===== DATA TO PROCESS

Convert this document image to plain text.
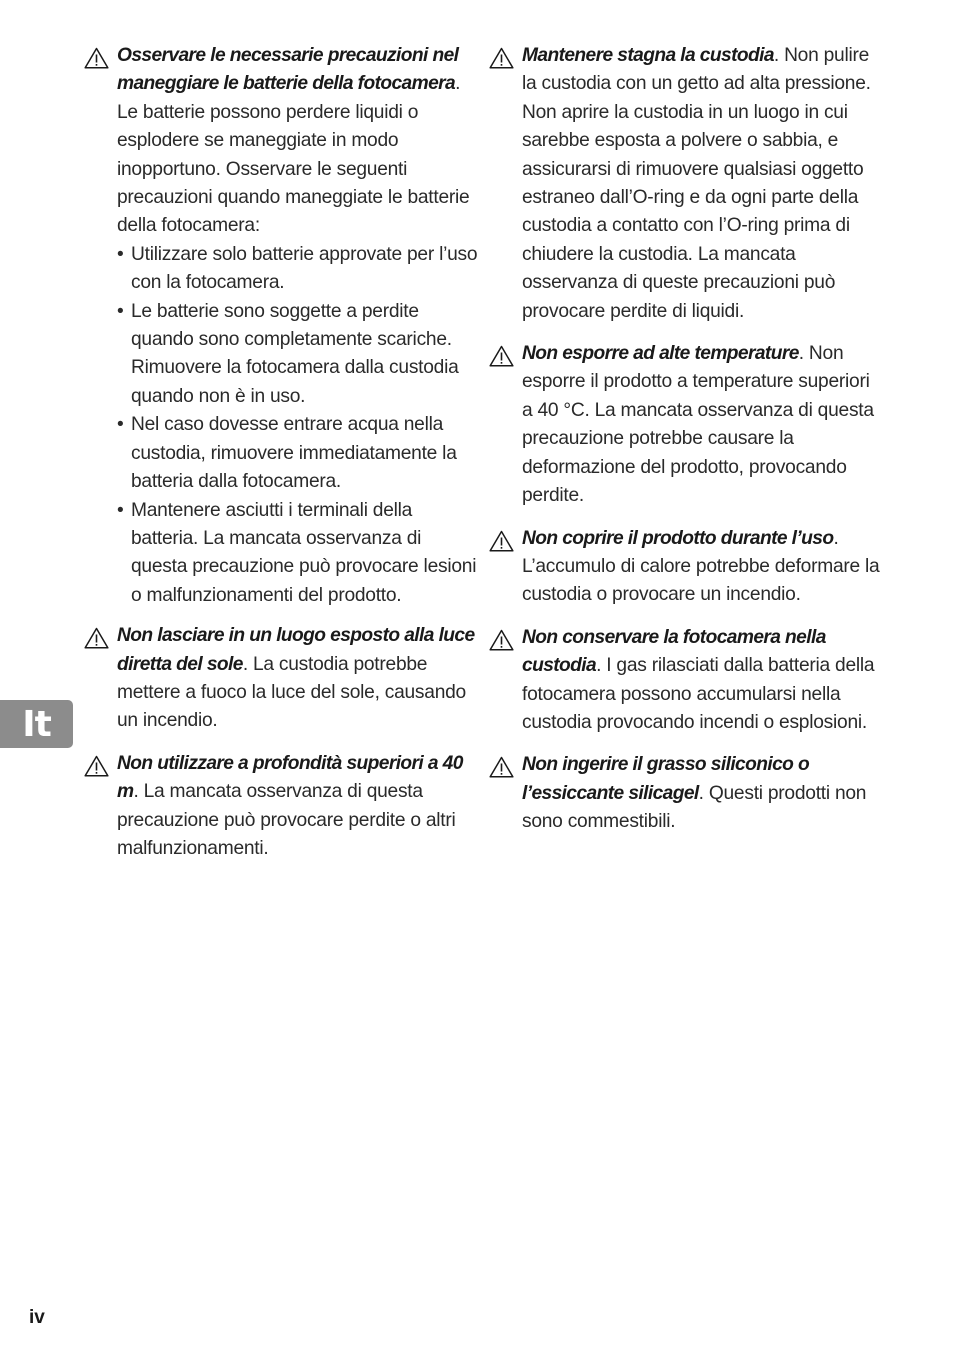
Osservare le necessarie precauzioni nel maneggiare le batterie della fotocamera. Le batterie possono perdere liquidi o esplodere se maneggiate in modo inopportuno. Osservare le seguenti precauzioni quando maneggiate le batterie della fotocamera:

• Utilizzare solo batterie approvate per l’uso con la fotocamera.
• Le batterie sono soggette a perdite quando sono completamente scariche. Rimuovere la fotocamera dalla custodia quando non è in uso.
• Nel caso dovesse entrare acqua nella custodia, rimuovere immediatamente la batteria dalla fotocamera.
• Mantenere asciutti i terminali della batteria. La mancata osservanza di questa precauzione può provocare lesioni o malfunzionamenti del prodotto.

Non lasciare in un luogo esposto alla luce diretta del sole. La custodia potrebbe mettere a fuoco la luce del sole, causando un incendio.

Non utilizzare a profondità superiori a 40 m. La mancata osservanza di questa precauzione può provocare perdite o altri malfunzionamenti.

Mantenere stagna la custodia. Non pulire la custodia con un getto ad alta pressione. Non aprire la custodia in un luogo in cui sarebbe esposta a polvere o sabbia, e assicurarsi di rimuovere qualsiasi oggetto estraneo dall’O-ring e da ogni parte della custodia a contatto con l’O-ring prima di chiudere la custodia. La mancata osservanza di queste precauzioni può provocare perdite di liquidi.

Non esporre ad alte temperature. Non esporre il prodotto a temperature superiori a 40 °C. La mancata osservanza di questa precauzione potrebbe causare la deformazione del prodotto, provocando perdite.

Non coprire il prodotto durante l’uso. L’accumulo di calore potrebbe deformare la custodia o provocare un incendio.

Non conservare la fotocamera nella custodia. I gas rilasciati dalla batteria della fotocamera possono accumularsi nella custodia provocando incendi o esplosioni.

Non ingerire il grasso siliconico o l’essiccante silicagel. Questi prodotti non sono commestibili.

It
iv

==========

* _YOUR TASK_
State the number of lines in the data that include the string "incendio", and add nothing else.

* _ANSWER FOR THE TASK_
2